> _SHORT TASK_: Can you transcribe every record below exactly as it appears?

> _EXERCISE INPUTS_:
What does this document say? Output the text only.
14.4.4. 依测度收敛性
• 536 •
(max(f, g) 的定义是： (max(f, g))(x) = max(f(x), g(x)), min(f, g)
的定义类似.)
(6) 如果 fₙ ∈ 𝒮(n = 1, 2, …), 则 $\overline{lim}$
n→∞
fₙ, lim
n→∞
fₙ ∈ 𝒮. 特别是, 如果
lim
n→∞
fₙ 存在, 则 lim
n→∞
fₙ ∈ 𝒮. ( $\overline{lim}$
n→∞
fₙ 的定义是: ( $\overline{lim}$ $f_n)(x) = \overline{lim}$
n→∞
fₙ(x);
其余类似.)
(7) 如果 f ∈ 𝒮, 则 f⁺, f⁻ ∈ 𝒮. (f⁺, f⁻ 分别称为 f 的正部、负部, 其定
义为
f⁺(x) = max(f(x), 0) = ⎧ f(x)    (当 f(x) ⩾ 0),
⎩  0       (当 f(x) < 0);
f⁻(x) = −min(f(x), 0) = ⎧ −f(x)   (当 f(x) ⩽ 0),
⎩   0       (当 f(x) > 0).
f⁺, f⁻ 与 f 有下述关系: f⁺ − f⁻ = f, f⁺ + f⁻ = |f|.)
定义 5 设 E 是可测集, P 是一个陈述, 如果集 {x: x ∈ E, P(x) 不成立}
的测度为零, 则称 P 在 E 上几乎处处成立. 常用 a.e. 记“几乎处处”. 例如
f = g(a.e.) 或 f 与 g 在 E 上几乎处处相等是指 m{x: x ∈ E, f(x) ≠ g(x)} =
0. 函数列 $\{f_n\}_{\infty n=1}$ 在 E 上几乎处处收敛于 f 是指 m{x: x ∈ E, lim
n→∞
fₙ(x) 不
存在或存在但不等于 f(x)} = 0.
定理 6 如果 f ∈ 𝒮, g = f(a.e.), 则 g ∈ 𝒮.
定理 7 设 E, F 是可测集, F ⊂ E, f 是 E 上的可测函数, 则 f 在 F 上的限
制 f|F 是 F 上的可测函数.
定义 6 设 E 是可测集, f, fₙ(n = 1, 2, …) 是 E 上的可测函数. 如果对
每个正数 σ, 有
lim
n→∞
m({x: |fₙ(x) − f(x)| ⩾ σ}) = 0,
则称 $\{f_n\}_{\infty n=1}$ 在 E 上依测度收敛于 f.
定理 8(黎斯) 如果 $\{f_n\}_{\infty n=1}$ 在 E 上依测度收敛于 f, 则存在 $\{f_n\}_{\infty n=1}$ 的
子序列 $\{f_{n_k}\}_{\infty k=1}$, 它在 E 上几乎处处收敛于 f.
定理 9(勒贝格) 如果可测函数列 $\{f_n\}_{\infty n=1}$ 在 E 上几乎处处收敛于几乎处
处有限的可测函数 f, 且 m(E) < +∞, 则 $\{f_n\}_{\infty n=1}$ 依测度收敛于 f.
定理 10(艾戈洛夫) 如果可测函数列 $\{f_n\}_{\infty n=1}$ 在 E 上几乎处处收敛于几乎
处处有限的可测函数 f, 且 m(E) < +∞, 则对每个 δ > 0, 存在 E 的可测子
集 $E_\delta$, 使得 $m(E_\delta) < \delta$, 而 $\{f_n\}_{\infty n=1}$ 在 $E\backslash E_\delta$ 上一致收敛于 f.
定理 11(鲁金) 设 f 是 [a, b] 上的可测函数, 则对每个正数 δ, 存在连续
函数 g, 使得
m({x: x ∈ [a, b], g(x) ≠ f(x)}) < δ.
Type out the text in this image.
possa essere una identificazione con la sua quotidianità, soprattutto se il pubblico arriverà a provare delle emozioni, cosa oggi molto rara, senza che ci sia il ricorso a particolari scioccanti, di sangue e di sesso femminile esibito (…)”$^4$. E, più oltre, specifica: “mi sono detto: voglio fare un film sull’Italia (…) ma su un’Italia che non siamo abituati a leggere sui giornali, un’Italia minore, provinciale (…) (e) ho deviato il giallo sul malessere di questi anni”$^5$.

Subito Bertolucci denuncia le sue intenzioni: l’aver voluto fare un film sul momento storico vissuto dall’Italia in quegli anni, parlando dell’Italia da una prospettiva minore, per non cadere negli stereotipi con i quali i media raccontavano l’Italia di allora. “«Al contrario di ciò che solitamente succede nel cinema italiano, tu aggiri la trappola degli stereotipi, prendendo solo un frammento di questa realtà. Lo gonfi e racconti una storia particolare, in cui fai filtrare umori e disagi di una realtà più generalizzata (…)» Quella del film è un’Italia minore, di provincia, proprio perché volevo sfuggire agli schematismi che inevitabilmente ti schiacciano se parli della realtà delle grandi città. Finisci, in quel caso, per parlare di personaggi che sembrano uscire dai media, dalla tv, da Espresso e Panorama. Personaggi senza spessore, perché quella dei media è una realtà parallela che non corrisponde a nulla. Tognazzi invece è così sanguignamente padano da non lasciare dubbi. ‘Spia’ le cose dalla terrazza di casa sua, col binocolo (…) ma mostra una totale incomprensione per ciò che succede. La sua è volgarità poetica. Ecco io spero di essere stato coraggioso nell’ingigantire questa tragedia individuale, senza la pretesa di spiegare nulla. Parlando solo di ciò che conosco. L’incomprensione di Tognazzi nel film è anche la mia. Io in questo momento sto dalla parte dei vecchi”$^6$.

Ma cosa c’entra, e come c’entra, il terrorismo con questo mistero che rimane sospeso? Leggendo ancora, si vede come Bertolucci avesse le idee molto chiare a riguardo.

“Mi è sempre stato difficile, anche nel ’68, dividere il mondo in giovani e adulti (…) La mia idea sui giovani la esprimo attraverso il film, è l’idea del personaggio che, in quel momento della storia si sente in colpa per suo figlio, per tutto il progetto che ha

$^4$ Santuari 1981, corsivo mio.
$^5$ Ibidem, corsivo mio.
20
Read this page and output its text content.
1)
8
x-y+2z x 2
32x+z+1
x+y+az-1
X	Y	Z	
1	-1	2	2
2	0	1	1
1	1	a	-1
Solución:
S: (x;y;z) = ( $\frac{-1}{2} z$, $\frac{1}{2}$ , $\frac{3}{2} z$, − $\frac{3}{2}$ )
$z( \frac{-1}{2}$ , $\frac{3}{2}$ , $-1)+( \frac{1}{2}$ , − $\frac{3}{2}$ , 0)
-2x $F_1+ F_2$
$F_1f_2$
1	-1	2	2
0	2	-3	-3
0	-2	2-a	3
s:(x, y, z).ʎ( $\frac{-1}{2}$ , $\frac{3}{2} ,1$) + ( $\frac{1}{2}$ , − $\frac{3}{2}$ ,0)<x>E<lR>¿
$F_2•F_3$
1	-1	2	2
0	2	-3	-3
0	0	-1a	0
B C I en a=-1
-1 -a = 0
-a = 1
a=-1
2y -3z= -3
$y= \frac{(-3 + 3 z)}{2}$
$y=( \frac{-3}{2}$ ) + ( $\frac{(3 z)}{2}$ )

> _EXERCISE SOLUTION_:
What does this document say? Output the text only.
14.4.4. 依测度收敛性
• 536 •
(max(f, g) 的定义是： (max(f, g))(x) = max(f(x), g(x)), min(f, g)
的定义类似.)
(6) 如果 fₙ ∈ 𝒮(n = 1, 2, …), 则 $\overline{lim}$
n→∞
fₙ, lim
n→∞
fₙ ∈ 𝒮. 特别是, 如果
lim
n→∞
fₙ 存在, 则 lim
n→∞
fₙ ∈ 𝒮. ( $\overline{lim}$
n→∞
fₙ 的定义是: ( $\overline{lim}$ $f_n)(x) = \overline{lim}$
n→∞
fₙ(x);
其余类似.)
(7) 如果 f ∈ 𝒮, 则 f⁺, f⁻ ∈ 𝒮. (f⁺, f⁻ 分别称为 f 的正部、负部, 其定
义为
f⁺(x) = max(f(x), 0) = ⎧ f(x)    (当 f(x) ⩾ 0),
⎩  0       (当 f(x) < 0);
f⁻(x) = −min(f(x), 0) = ⎧ −f(x)   (当 f(x) ⩽ 0),
⎩   0       (当 f(x) > 0).
f⁺, f⁻ 与 f 有下述关系: f⁺ − f⁻ = f, f⁺ + f⁻ = |f|.)
定义 5 设 E 是可测集, P 是一个陈述, 如果集 {x: x ∈ E, P(x) 不成立}
的测度为零, 则称 P 在 E 上几乎处处成立. 常用 a.e. 记“几乎处处”. 例如
f = g(a.e.) 或 f 与 g 在 E 上几乎处处相等是指 m{x: x ∈ E, f(x) ≠ g(x)} =
0. 函数列 $\{f_n\}_{\infty n=1}$ 在 E 上几乎处处收敛于 f 是指 m{x: x ∈ E, lim
n→∞
fₙ(x) 不
存在或存在但不等于 f(x)} = 0.
定理 6 如果 f ∈ 𝒮, g = f(a.e.), 则 g ∈ 𝒮.
定理 7 设 E, F 是可测集, F ⊂ E, f 是 E 上的可测函数, 则 f 在 F 上的限
制 f|F 是 F 上的可测函数.
定义 6 设 E 是可测集, f, fₙ(n = 1, 2, …) 是 E 上的可测函数. 如果对
每个正数 σ, 有
lim
n→∞
m({x: |fₙ(x) − f(x)| ⩾ σ}) = 0,
则称 $\{f_n\}_{\infty n=1}$ 在 E 上依测度收敛于 f.
定理 8(黎斯) 如果 $\{f_n\}_{\infty n=1}$ 在 E 上依测度收敛于 f, 则存在 $\{f_n\}_{\infty n=1}$ 的
子序列 $\{f_{n_k}\}_{\infty k=1}$, 它在 E 上几乎处处收敛于 f.
定理 9(勒贝格) 如果可测函数列 $\{f_n\}_{\infty n=1}$ 在 E 上几乎处处收敛于几乎处
处有限的可测函数 f, 且 m(E) < +∞, 则 $\{f_n\}_{\infty n=1}$ 依测度收敛于 f.
定理 10(艾戈洛夫) 如果可测函数列 $\{f_n\}_{\infty n=1}$ 在 E 上几乎处处收敛于几乎
处处有限的可测函数 f, 且 m(E) < +∞, 则对每个 δ > 0, 存在 E 的可测子
集 $E_\delta$, 使得 $m(E_\delta) < \delta$, 而 $\{f_n\}_{\infty n=1}$ 在 $E\backslash E_\delta$ 上一致收敛于 f.
定理 11(鲁金) 设 f 是 [a, b] 上的可测函数, 则对每个正数 δ, 存在连续
函数 g, 使得
m({x: x ∈ [a, b], g(x) ≠ f(x)}) < δ.
Type out the text in this image.
possa essere una identificazione con la sua quotidianità, soprattutto se il pubblico arriverà a provare delle emozioni, cosa oggi molto rara, senza che ci sia il ricorso a particolari scioccanti, di sangue e di sesso femminile esibito (…)”$^4$. E, più oltre, specifica: “mi sono detto: voglio fare un film sull’Italia (…) ma su un’Italia che non siamo abituati a leggere sui giornali, un’Italia minore, provinciale (…) (e) ho deviato il giallo sul malessere di questi anni”$^5$.

Subito Bertolucci denuncia le sue intenzioni: l’aver voluto fare un film sul momento storico vissuto dall’Italia in quegli anni, parlando dell’Italia da una prospettiva minore, per non cadere negli stereotipi con i quali i media raccontavano l’Italia di allora. “«Al contrario di ciò che solitamente succede nel cinema italiano, tu aggiri la trappola degli stereotipi, prendendo solo un frammento di questa realtà. Lo gonfi e racconti una storia particolare, in cui fai filtrare umori e disagi di una realtà più generalizzata (…)» Quella del film è un’Italia minore, di provincia, proprio perché volevo sfuggire agli schematismi che inevitabilmente ti schiacciano se parli della realtà delle grandi città. Finisci, in quel caso, per parlare di personaggi che sembrano uscire dai media, dalla tv, da Espresso e Panorama. Personaggi senza spessore, perché quella dei media è una realtà parallela che non corrisponde a nulla. Tognazzi invece è così sanguignamente padano da non lasciare dubbi. ‘Spia’ le cose dalla terrazza di casa sua, col binocolo (…) ma mostra una totale incomprensione per ciò che succede. La sua è volgarità poetica. Ecco io spero di essere stato coraggioso nell’ingigantire questa tragedia individuale, senza la pretesa di spiegare nulla. Parlando solo di ciò che conosco. L’incomprensione di Tognazzi nel film è anche la mia. Io in questo momento sto dalla parte dei vecchi”$^6$.

Ma cosa c’entra, e come c’entra, il terrorismo con questo mistero che rimane sospeso? Leggendo ancora, si vede come Bertolucci avesse le idee molto chiare a riguardo.

“Mi è sempre stato difficile, anche nel ’68, dividere il mondo in giovani e adulti (…) La mia idea sui giovani la esprimo attraverso il film, è l’idea del personaggio che, in quel momento della storia si sente in colpa per suo figlio, per tutto il progetto che ha

$^4$ Santuari 1981, corsivo mio.
$^5$ Ibidem, corsivo mio.
20
Read this page and output its text content.
1)
8
x-y+2z x 2
32x+z+1
x+y+az-1
X	Y	Z	
1	-1	2	2
2	0	1	1
1	1	a	-1
Solución:
S: (x;y;z) = ( $\frac{-1}{2} z$, $\frac{1}{2}$ , $\frac{3}{2} z$, − $\frac{3}{2}$ )
$z( \frac{-1}{2}$ , $\frac{3}{2}$ , $-1)+( \frac{1}{2}$ , − $\frac{3}{2}$ , 0)
-2x $F_1+ F_2$
$F_1f_2$
1	-1	2	2
0	2	-3	-3
0	-2	2-a	3
s:(x, y, z).ʎ( $\frac{-1}{2}$ , $\frac{3}{2} ,1$) + ( $\frac{1}{2}$ , − $\frac{3}{2}$ ,0)<x>E<lR>¿
$F_2•F_3$
1	-1	2	2
0	2	-3	-3
0	0	-1a	0
B C I en a=-1
-1 -a = 0
-a = 1
a=-1
2y -3z= -3
$y= \frac{(-3 + 3 z)}{2}$
$y=( \frac{-3}{2}$ ) + ( $\frac{(3 z)}{2}$ )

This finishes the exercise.